───── Supplied entries

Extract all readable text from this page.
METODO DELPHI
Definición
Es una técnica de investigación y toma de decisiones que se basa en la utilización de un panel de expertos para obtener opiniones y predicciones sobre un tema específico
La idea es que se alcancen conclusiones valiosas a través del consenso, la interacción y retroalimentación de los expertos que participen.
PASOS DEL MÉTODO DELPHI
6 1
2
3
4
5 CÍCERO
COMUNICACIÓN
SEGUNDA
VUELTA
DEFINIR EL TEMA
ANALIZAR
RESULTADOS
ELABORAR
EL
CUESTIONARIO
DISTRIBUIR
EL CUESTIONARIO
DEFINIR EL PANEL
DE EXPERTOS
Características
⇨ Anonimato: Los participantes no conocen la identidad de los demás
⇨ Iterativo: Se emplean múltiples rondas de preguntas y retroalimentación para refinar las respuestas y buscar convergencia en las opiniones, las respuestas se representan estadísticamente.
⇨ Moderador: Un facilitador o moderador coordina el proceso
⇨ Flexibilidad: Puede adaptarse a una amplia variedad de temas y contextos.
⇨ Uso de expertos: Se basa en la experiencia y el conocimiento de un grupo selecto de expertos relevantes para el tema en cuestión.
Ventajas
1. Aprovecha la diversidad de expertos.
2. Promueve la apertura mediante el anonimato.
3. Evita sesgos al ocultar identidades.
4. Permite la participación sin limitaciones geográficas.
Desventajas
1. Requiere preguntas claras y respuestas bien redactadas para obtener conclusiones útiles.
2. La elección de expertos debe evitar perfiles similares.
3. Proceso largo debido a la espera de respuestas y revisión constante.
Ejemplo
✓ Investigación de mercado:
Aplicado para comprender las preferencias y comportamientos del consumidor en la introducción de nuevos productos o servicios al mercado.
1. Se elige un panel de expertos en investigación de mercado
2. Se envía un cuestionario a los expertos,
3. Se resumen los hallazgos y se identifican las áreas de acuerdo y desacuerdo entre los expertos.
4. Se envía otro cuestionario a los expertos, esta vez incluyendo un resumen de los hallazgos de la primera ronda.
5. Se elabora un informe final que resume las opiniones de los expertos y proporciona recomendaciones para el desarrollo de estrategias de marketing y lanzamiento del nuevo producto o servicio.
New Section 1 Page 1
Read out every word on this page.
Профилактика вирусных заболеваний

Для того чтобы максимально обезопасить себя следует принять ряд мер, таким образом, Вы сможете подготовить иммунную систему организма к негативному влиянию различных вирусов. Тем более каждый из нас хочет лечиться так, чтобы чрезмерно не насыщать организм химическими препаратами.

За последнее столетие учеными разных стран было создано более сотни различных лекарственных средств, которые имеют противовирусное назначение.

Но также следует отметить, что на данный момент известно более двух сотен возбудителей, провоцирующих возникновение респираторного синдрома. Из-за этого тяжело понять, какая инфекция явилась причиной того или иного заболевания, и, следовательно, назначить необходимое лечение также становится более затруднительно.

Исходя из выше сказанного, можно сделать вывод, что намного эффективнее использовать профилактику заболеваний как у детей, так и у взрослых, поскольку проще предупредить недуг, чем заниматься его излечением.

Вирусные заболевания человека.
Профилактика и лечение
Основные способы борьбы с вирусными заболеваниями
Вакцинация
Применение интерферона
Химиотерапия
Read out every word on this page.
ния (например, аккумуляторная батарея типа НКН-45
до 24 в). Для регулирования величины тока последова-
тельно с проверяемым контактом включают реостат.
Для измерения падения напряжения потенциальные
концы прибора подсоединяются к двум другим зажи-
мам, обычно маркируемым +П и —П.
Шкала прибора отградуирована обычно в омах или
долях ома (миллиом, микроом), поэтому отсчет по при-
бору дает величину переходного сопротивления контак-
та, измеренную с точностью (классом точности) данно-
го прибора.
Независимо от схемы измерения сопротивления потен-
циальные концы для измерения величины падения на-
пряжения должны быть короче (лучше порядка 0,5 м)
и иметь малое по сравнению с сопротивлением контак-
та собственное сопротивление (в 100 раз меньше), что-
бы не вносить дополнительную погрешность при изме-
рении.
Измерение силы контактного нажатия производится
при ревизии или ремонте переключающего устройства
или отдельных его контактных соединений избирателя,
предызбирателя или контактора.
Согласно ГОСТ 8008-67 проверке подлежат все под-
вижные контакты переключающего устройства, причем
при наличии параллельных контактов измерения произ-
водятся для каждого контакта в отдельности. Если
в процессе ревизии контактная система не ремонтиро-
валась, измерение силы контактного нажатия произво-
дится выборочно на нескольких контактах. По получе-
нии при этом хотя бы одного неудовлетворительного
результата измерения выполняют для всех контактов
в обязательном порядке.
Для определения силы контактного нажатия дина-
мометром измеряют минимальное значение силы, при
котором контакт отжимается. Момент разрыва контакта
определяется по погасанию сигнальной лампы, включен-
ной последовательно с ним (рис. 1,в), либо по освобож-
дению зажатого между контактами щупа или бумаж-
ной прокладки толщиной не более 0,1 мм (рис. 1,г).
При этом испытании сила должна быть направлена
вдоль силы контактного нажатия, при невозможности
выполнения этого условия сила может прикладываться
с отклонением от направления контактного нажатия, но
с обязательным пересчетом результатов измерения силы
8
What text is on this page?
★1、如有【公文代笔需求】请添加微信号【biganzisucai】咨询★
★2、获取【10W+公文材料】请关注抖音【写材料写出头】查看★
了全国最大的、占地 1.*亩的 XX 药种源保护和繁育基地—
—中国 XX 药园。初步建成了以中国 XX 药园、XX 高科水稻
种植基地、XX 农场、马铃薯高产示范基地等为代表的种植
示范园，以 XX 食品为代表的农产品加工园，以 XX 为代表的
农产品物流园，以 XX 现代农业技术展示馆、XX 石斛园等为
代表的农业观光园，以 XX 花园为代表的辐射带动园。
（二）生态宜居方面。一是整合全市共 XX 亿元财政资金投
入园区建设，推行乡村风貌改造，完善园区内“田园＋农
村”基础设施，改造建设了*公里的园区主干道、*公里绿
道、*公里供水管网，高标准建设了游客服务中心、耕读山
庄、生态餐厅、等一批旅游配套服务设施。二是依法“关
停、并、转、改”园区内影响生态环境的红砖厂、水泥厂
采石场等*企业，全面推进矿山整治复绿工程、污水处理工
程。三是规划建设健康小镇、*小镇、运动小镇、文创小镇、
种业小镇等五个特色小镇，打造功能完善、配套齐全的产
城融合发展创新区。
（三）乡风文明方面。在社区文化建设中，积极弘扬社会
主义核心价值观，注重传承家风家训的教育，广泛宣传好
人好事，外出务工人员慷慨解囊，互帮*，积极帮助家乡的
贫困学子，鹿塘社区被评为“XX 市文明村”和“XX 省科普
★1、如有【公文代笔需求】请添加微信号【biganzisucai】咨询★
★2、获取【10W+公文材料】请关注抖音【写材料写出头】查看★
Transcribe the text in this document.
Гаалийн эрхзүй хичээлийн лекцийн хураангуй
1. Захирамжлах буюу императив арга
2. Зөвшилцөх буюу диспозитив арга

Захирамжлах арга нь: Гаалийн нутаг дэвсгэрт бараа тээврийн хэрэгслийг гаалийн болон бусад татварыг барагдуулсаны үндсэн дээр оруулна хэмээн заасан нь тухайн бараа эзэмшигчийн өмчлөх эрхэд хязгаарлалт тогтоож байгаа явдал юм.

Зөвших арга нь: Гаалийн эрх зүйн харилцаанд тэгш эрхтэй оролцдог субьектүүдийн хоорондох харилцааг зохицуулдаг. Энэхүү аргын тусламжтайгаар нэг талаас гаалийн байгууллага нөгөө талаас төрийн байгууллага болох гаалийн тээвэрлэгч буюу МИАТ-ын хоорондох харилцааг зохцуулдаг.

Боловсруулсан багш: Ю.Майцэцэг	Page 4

──────────

Exercise brief:
Go through the material above line by line and copy it exactly.

Exercise result:
Extract all readable text from this page.
METODO DELPHI
Definición
Es una técnica de investigación y toma de decisiones que se basa en la utilización de un panel de expertos para obtener opiniones y predicciones sobre un tema específico
La idea es que se alcancen conclusiones valiosas a través del consenso, la interacción y retroalimentación de los expertos que participen.
PASOS DEL MÉTODO DELPHI
6 1
2
3
4
5 CÍCERO
COMUNICACIÓN
SEGUNDA
VUELTA
DEFINIR EL TEMA
ANALIZAR
RESULTADOS
ELABORAR
EL
CUESTIONARIO
DISTRIBUIR
EL CUESTIONARIO
DEFINIR EL PANEL
DE EXPERTOS
Características
⇨ Anonimato: Los participantes no conocen la identidad de los demás
⇨ Iterativo: Se emplean múltiples rondas de preguntas y retroalimentación para refinar las respuestas y buscar convergencia en las opiniones, las respuestas se representan estadísticamente.
⇨ Moderador: Un facilitador o moderador coordina el proceso
⇨ Flexibilidad: Puede adaptarse a una amplia variedad de temas y contextos.
⇨ Uso de expertos: Se basa en la experiencia y el conocimiento de un grupo selecto de expertos relevantes para el tema en cuestión.
Ventajas
1. Aprovecha la diversidad de expertos.
2. Promueve la apertura mediante el anonimato.
3. Evita sesgos al ocultar identidades.
4. Permite la participación sin limitaciones geográficas.
Desventajas
1. Requiere preguntas claras y respuestas bien redactadas para obtener conclusiones útiles.
2. La elección de expertos debe evitar perfiles similares.
3. Proceso largo debido a la espera de respuestas y revisión constante.
Ejemplo
✓ Investigación de mercado:
Aplicado para comprender las preferencias y comportamientos del consumidor en la introducción de nuevos productos o servicios al mercado.
1. Se elige un panel de expertos en investigación de mercado
2. Se envía un cuestionario a los expertos,
3. Se resumen los hallazgos y se identifican las áreas de acuerdo y desacuerdo entre los expertos.
4. Se envía otro cuestionario a los expertos, esta vez incluyendo un resumen de los hallazgos de la primera ronda.
5. Se elabora un informe final que resume las opiniones de los expertos y proporciona recomendaciones para el desarrollo de estrategias de marketing y lanzamiento del nuevo producto o servicio.
New Section 1 Page 1
Read out every word on this page.
Профилактика вирусных заболеваний

Для того чтобы максимально обезопасить себя следует принять ряд мер, таким образом, Вы сможете подготовить иммунную систему организма к негативному влиянию различных вирусов. Тем более каждый из нас хочет лечиться так, чтобы чрезмерно не насыщать организм химическими препаратами.

За последнее столетие учеными разных стран было создано более сотни различных лекарственных средств, которые имеют противовирусное назначение.

Но также следует отметить, что на данный момент известно более двух сотен возбудителей, провоцирующих возникновение респираторного синдрома. Из-за этого тяжело понять, какая инфекция явилась причиной того или иного заболевания, и, следовательно, назначить необходимое лечение также становится более затруднительно.

Исходя из выше сказанного, можно сделать вывод, что намного эффективнее использовать профилактику заболеваний как у детей, так и у взрослых, поскольку проще предупредить недуг, чем заниматься его излечением.

Вирусные заболевания человека.
Профилактика и лечение
Основные способы борьбы с вирусными заболеваниями
Вакцинация
Применение интерферона
Химиотерапия
Read out every word on this page.
ния (например, аккумуляторная батарея типа НКН-45
до 24 в). Для регулирования величины тока последова-
тельно с проверяемым контактом включают реостат.
Для измерения падения напряжения потенциальные
концы прибора подсоединяются к двум другим зажи-
мам, обычно маркируемым +П и —П.
Шкала прибора отградуирована обычно в омах или
долях ома (миллиом, микроом), поэтому отсчет по при-
бору дает величину переходного сопротивления контак-
та, измеренную с точностью (классом точности) данно-
го прибора.
Независимо от схемы измерения сопротивления потен-
циальные концы для измерения величины падения на-
пряжения должны быть короче (лучше порядка 0,5 м)
и иметь малое по сравнению с сопротивлением контак-
та собственное сопротивление (в 100 раз меньше), что-
бы не вносить дополнительную погрешность при изме-
рении.
Измерение силы контактного нажатия производится
при ревизии или ремонте переключающего устройства
или отдельных его контактных соединений избирателя,
предызбирателя или контактора.
Согласно ГОСТ 8008-67 проверке подлежат все под-
вижные контакты переключающего устройства, причем
при наличии параллельных контактов измерения произ-
водятся для каждого контакта в отдельности. Если
в процессе ревизии контактная система не ремонтиро-
валась, измерение силы контактного нажатия произво-
дится выборочно на нескольких контактах. По получе-
нии при этом хотя бы одного неудовлетворительного
результата измерения выполняют для всех контактов
в обязательном порядке.
Для определения силы контактного нажатия дина-
мометром измеряют минимальное значение силы, при
котором контакт отжимается. Момент разрыва контакта
определяется по погасанию сигнальной лампы, включен-
ной последовательно с ним (рис. 1,в), либо по освобож-
дению зажатого между контактами щупа или бумаж-
ной прокладки толщиной не более 0,1 мм (рис. 1,г).
При этом испытании сила должна быть направлена
вдоль силы контактного нажатия, при невозможности
выполнения этого условия сила может прикладываться
с отклонением от направления контактного нажатия, но
с обязательным пересчетом результатов измерения силы
8
What text is on this page?
★1、如有【公文代笔需求】请添加微信号【biganzisucai】咨询★
★2、获取【10W+公文材料】请关注抖音【写材料写出头】查看★
了全国最大的、占地 1.*亩的 XX 药种源保护和繁育基地—
—中国 XX 药园。初步建成了以中国 XX 药园、XX 高科水稻
种植基地、XX 农场、马铃薯高产示范基地等为代表的种植
示范园，以 XX 食品为代表的农产品加工园，以 XX 为代表的
农产品物流园，以 XX 现代农业技术展示馆、XX 石斛园等为
代表的农业观光园，以 XX 花园为代表的辐射带动园。
（二）生态宜居方面。一是整合全市共 XX 亿元财政资金投
入园区建设，推行乡村风貌改造，完善园区内“田园＋农
村”基础设施，改造建设了*公里的园区主干道、*公里绿
道、*公里供水管网，高标准建设了游客服务中心、耕读山
庄、生态餐厅、等一批旅游配套服务设施。二是依法“关
停、并、转、改”园区内影响生态环境的红砖厂、水泥厂
采石场等*企业，全面推进矿山整治复绿工程、污水处理工
程。三是规划建设健康小镇、*小镇、运动小镇、文创小镇、
种业小镇等五个特色小镇，打造功能完善、配套齐全的产
城融合发展创新区。
（三）乡风文明方面。在社区文化建设中，积极弘扬社会
主义核心价值观，注重传承家风家训的教育，广泛宣传好
人好事，外出务工人员慷慨解囊，互帮*，积极帮助家乡的
贫困学子，鹿塘社区被评为“XX 市文明村”和“XX 省科普
★1、如有【公文代笔需求】请添加微信号【biganzisucai】咨询★
★2、获取【10W+公文材料】请关注抖音【写材料写出头】查看★
Transcribe the text in this document.
Гаалийн эрхзүй хичээлийн лекцийн хураангуй
1. Захирамжлах буюу императив арга
2. Зөвшилцөх буюу диспозитив арга

Захирамжлах арга нь: Гаалийн нутаг дэвсгэрт бараа тээврийн хэрэгслийг гаалийн болон бусад татварыг барагдуулсаны үндсэн дээр оруулна хэмээн заасан нь тухайн бараа эзэмшигчийн өмчлөх эрхэд хязгаарлалт тогтоож байгаа явдал юм.

Зөвших арга нь: Гаалийн эрх зүйн харилцаанд тэгш эрхтэй оролцдог субьектүүдийн хоорондох харилцааг зохицуулдаг. Энэхүү аргын тусламжтайгаар нэг талаас гаалийн байгууллага нөгөө талаас төрийн байгууллага болох гаалийн тээвэрлэгч буюу МИАТ-ын хоорондох харилцааг зохцуулдаг.

Боловсруулсан багш: Ю.Майцэцэг	Page 4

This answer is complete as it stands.